(Brief)
Write out all the data again, exactly as it stands.

** begin Supplied material **

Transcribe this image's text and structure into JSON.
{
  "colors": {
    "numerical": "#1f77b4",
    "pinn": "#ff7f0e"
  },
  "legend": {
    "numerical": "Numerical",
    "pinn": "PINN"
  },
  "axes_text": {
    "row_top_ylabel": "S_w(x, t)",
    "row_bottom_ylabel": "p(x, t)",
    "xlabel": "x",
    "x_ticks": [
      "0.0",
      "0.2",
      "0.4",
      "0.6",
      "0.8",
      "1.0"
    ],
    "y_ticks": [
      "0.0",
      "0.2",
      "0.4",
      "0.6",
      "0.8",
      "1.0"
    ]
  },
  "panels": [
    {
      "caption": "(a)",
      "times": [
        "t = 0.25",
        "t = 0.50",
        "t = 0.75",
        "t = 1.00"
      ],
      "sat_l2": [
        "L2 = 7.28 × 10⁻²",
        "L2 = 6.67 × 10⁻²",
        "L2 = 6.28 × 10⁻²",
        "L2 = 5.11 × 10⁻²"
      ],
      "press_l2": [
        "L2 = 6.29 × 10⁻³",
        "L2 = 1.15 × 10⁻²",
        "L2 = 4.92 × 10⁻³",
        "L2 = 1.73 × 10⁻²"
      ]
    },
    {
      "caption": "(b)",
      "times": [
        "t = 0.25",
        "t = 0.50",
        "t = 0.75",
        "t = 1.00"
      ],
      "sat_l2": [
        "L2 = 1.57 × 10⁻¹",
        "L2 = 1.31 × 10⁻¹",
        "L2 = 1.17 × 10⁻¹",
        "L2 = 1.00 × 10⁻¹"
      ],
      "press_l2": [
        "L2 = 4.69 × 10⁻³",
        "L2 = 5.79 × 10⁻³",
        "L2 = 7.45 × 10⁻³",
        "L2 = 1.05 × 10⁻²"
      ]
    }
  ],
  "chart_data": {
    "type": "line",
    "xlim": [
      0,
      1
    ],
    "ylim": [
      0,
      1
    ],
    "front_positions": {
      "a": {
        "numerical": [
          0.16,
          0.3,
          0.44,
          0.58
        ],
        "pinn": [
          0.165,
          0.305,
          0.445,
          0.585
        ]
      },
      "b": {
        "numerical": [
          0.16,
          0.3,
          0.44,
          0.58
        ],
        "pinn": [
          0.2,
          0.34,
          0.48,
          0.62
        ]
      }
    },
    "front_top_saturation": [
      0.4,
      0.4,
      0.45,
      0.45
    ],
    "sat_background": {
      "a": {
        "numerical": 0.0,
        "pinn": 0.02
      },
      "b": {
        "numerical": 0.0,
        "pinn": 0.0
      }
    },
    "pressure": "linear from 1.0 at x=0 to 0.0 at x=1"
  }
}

** end Supplied material **

(Answer to this problem)
Transcribe this image's text and structure into JSON.
{
  "colors": {
    "numerical": "#1f77b4",
    "pinn": "#ff7f0e"
  },
  "legend": {
    "numerical": "Numerical",
    "pinn": "PINN"
  },
  "axes_text": {
    "row_top_ylabel": "S_w(x, t)",
    "row_bottom_ylabel": "p(x, t)",
    "xlabel": "x",
    "x_ticks": [
      "0.0",
      "0.2",
      "0.4",
      "0.6",
      "0.8",
      "1.0"
    ],
    "y_ticks": [
      "0.0",
      "0.2",
      "0.4",
      "0.6",
      "0.8",
      "1.0"
    ]
  },
  "panels": [
    {
      "caption": "(a)",
      "times": [
        "t = 0.25",
        "t = 0.50",
        "t = 0.75",
        "t = 1.00"
      ],
      "sat_l2": [
        "L2 = 7.28 × 10⁻²",
        "L2 = 6.67 × 10⁻²",
        "L2 = 6.28 × 10⁻²",
        "L2 = 5.11 × 10⁻²"
      ],
      "press_l2": [
        "L2 = 6.29 × 10⁻³",
        "L2 = 1.15 × 10⁻²",
        "L2 = 4.92 × 10⁻³",
        "L2 = 1.73 × 10⁻²"
      ]
    },
    {
      "caption": "(b)",
      "times": [
        "t = 0.25",
        "t = 0.50",
        "t = 0.75",
        "t = 1.00"
      ],
      "sat_l2": [
        "L2 = 1.57 × 10⁻¹",
        "L2 = 1.31 × 10⁻¹",
        "L2 = 1.17 × 10⁻¹",
        "L2 = 1.00 × 10⁻¹"
      ],
      "press_l2": [
        "L2 = 4.69 × 10⁻³",
        "L2 = 5.79 × 10⁻³",
        "L2 = 7.45 × 10⁻³",
        "L2 = 1.05 × 10⁻²"
      ]
    }
  ],
  "chart_data": {
    "type": "line",
    "xlim": [
      0,
      1
    ],
    "ylim": [
      0,
      1
    ],
    "front_positions": {
      "a": {
        "numerical": [
          0.16,
          0.3,
          0.44,
          0.58
        ],
        "pinn": [
          0.165,
          0.305,
          0.445,
          0.585
        ]
      },
      "b": {
        "numerical": [
          0.16,
          0.3,
          0.44,
          0.58
        ],
        "pinn": [
          0.2,
          0.34,
          0.48,
          0.62
        ]
      }
    },
    "front_top_saturation": [
      0.4,
      0.4,
      0.45,
      0.45
    ],
    "sat_background": {
      "a": {
        "numerical": 0.0,
        "pinn": 0.02
      },
      "b": {
        "numerical": 0.0,
        "pinn": 0.0
      }
    },
    "pressure": "linear from 1.0 at x=0 to 0.0 at x=1"
  }
}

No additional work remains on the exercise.